#### Exercise description:
Pull every line containing the word "more" from the records.

[BEGIN Materials provided]

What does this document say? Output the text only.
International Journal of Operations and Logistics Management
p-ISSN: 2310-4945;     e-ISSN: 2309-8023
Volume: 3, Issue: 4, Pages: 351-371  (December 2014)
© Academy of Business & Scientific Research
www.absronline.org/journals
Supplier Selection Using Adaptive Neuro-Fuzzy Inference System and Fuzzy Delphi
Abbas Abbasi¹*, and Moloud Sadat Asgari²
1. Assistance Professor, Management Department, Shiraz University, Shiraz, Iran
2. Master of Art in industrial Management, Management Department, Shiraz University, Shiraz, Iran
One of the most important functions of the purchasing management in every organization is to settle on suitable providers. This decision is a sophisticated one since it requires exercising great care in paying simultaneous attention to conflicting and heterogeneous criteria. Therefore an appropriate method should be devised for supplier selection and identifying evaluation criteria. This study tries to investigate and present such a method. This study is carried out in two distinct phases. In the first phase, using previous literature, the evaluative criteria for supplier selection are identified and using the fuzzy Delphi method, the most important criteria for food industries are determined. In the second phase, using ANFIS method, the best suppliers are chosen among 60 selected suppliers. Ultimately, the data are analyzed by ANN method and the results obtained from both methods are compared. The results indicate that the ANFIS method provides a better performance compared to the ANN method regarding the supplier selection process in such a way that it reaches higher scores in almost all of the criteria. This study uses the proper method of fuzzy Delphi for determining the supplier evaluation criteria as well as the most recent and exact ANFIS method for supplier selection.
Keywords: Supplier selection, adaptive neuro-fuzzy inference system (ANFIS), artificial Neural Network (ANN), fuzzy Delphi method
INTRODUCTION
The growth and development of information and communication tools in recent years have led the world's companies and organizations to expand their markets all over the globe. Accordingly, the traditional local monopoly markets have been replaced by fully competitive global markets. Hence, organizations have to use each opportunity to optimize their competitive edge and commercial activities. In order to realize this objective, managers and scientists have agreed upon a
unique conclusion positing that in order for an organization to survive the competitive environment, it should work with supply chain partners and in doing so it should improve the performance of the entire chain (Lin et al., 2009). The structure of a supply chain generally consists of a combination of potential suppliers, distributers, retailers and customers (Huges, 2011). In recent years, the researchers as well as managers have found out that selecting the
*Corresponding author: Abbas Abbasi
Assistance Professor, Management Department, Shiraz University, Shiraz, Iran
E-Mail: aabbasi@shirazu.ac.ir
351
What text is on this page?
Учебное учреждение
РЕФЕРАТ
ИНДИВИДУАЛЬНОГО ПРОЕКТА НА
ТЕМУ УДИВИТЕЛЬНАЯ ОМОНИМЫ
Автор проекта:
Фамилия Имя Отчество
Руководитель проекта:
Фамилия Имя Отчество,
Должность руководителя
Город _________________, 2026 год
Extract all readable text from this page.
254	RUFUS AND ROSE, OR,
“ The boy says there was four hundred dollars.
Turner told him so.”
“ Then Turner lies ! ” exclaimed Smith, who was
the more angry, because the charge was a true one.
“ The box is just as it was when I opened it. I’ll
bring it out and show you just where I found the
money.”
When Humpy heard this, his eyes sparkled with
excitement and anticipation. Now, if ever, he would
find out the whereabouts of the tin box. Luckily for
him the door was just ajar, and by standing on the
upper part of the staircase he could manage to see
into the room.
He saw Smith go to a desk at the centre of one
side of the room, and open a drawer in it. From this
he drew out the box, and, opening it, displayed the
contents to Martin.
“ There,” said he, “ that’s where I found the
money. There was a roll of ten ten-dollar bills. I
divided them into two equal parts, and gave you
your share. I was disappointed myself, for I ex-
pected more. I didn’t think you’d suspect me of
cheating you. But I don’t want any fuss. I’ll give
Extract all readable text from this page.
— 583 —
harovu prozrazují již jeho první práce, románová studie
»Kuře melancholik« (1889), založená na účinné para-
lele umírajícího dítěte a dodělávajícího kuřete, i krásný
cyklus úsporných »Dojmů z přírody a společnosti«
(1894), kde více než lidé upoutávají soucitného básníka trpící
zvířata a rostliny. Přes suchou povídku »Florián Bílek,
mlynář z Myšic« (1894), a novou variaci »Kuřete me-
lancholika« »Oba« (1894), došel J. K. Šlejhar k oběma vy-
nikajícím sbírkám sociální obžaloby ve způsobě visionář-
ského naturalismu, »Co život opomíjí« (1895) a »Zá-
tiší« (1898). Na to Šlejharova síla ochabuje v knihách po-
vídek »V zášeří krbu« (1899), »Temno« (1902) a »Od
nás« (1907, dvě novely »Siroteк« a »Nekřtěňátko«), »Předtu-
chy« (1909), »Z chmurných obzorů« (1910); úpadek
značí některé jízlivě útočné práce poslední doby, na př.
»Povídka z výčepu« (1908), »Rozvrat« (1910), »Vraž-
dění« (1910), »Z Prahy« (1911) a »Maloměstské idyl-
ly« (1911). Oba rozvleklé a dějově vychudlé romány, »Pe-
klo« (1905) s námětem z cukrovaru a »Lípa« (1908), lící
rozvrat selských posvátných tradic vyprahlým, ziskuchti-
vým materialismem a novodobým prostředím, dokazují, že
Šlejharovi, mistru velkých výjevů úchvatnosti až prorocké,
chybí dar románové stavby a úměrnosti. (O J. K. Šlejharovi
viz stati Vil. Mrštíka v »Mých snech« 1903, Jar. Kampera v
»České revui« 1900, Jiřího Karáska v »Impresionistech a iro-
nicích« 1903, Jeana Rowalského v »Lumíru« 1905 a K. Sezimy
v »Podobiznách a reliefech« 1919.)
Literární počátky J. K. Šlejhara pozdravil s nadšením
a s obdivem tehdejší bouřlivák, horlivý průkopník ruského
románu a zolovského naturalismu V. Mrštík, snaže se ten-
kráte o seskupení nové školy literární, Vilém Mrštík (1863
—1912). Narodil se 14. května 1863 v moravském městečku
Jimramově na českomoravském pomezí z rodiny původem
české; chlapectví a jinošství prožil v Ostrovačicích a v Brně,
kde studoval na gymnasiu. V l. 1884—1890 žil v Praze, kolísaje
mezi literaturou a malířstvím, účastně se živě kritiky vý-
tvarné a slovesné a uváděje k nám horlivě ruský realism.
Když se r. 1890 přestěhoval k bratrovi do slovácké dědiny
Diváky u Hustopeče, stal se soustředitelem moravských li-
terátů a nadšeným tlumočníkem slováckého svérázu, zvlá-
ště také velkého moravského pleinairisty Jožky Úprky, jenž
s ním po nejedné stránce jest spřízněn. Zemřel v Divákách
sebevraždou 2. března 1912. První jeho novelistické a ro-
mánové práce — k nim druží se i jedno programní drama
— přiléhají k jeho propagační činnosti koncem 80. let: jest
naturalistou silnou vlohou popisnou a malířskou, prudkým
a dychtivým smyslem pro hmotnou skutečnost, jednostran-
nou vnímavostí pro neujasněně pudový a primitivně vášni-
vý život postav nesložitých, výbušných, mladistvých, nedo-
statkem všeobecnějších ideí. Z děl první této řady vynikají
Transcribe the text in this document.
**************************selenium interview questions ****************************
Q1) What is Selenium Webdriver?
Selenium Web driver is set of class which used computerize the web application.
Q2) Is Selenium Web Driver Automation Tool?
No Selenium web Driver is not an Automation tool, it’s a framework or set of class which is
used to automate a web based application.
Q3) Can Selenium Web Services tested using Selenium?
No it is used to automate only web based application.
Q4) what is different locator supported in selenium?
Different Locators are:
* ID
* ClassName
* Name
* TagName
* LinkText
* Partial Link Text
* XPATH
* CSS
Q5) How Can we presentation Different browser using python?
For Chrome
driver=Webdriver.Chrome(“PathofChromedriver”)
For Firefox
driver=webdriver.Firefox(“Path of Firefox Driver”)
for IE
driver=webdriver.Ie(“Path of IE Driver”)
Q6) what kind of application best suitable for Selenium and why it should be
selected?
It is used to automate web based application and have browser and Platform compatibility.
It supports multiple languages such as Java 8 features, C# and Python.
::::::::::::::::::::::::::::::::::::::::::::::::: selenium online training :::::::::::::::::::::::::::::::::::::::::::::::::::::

[END Materials provided]

#### Output:
the more angry, because the charge was a true one.
pected more. I didn’t think you’d suspect me of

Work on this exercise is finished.